Exercise instructions:
Pick out the lines in the listing below that contain the word "text" and copy them.

Records for this exercise:
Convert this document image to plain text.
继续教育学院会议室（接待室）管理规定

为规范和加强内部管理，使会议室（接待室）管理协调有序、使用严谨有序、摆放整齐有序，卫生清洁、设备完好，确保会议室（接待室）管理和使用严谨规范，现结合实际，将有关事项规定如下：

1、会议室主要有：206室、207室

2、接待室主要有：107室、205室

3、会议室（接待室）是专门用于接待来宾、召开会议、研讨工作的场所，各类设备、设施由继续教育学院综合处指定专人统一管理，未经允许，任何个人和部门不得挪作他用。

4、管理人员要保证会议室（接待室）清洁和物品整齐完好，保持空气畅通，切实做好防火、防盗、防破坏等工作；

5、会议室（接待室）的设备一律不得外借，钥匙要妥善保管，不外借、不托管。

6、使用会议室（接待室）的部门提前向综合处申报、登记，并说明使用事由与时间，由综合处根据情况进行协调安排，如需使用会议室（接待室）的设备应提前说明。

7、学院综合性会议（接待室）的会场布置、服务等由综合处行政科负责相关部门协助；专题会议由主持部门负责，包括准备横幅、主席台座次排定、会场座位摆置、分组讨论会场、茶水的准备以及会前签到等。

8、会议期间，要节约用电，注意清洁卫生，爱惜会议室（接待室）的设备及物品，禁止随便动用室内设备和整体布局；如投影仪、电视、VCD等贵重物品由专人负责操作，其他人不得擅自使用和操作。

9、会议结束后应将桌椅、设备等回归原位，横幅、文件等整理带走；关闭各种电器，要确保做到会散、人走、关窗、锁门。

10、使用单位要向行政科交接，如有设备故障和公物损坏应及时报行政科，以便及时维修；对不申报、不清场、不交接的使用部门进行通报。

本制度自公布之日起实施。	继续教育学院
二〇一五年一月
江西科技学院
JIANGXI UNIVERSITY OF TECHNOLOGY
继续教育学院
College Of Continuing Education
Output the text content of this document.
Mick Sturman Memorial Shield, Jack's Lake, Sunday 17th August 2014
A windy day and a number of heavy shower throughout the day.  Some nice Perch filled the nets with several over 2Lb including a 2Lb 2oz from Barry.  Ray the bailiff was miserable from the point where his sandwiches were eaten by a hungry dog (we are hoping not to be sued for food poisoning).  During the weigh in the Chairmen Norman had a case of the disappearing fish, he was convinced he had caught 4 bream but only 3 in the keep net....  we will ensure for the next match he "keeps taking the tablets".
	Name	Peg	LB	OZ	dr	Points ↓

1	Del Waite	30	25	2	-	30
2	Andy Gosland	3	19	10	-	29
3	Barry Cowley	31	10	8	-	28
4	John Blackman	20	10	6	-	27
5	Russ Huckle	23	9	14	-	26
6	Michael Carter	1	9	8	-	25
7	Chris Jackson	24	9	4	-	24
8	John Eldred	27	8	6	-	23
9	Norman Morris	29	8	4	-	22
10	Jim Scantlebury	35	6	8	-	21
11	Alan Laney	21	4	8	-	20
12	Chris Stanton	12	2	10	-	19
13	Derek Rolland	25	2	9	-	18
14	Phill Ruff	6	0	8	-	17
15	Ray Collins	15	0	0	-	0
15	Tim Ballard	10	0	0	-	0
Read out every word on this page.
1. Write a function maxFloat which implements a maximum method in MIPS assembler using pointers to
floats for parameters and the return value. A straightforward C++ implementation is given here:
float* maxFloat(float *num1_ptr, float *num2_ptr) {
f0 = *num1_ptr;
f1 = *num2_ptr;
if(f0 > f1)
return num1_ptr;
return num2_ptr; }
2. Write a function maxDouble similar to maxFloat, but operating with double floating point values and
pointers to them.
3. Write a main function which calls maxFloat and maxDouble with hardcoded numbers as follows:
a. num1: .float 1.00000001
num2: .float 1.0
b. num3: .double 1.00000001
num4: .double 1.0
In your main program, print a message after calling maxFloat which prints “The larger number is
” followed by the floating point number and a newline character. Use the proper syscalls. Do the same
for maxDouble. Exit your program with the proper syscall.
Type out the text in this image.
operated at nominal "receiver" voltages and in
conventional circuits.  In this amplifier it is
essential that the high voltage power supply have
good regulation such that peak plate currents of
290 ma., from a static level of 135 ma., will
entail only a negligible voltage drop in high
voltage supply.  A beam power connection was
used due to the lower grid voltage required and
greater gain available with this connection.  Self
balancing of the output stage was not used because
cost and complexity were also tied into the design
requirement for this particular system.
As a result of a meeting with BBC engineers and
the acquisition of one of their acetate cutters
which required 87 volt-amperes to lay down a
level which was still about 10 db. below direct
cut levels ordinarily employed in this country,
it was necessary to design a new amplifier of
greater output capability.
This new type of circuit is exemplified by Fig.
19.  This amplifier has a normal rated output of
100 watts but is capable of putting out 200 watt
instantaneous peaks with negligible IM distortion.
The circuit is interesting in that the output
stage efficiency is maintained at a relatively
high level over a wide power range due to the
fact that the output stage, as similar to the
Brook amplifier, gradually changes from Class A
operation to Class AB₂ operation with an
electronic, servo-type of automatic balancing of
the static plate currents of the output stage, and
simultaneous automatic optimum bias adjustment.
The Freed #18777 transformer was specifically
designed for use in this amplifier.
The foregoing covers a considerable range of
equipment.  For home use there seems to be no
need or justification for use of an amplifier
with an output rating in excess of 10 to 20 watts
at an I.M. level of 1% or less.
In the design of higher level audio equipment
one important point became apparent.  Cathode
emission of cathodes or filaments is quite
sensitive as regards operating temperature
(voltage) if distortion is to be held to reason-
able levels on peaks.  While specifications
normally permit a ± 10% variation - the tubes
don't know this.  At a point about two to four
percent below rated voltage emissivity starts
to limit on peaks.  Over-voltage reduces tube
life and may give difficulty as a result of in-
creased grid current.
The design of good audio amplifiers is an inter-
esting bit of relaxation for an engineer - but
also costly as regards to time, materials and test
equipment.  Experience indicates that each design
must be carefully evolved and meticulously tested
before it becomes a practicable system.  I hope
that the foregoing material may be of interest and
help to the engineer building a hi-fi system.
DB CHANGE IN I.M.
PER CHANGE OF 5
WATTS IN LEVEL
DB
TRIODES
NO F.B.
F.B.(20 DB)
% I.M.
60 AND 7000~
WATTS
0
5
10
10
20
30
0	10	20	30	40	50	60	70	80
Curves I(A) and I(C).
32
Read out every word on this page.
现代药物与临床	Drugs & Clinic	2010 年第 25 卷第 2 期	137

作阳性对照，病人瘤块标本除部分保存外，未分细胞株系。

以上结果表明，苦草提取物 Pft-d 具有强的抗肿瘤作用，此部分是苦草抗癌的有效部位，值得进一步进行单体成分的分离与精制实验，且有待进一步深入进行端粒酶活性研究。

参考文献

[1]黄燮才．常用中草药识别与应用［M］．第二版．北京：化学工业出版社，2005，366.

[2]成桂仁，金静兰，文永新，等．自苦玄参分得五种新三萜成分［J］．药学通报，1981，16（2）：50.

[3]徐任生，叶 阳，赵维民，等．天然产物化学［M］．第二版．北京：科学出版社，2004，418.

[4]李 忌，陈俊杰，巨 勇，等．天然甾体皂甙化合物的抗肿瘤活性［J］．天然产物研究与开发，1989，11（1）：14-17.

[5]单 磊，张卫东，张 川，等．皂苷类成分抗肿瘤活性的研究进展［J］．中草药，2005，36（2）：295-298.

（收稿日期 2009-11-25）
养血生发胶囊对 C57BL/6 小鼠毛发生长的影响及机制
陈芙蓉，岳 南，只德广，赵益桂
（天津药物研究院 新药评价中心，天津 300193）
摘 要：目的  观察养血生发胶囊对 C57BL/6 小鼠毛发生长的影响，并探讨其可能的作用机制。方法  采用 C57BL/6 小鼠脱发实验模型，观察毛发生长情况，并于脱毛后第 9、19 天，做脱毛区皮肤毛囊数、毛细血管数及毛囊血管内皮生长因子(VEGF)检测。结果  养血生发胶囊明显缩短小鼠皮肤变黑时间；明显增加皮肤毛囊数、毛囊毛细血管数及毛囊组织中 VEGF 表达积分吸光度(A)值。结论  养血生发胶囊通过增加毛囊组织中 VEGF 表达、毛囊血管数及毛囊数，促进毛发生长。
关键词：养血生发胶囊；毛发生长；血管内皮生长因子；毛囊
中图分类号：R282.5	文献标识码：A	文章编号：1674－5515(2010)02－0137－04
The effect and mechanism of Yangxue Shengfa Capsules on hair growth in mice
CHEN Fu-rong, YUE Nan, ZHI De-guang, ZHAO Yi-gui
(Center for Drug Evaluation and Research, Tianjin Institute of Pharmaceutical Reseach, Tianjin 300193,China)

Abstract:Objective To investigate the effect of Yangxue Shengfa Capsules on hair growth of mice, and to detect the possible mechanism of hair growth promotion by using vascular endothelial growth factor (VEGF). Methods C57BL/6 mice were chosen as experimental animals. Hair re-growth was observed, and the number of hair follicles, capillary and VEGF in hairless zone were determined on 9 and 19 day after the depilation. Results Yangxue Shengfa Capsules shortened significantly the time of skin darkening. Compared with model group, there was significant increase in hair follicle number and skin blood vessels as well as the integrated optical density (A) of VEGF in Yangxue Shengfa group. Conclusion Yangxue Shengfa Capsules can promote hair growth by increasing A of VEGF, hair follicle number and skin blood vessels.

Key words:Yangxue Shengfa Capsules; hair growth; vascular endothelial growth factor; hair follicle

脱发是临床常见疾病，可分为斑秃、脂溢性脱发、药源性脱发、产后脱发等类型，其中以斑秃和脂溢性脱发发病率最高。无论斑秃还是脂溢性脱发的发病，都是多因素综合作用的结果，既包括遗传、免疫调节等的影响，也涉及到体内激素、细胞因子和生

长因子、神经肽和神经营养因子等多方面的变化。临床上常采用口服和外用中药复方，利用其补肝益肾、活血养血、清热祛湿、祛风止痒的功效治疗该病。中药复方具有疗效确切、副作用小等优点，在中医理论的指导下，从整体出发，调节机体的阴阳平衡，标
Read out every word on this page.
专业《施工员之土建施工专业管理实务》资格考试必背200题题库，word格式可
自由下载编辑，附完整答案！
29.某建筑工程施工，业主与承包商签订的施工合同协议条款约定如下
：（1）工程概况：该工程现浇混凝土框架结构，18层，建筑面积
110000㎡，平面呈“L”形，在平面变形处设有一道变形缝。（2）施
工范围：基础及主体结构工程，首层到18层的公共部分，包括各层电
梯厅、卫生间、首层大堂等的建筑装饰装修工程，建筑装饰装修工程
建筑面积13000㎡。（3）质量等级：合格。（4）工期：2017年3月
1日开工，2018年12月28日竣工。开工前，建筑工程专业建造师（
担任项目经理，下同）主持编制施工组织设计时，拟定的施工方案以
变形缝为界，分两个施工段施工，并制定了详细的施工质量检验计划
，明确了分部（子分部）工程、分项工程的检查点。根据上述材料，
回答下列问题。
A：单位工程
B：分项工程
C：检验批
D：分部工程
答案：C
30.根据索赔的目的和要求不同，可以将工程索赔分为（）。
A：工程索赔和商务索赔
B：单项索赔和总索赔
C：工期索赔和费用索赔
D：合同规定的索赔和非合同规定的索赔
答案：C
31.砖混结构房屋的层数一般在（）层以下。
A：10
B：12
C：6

Exercise result:
Convert this document image to plain text.
Output the text content of this document.
Type out the text in this image.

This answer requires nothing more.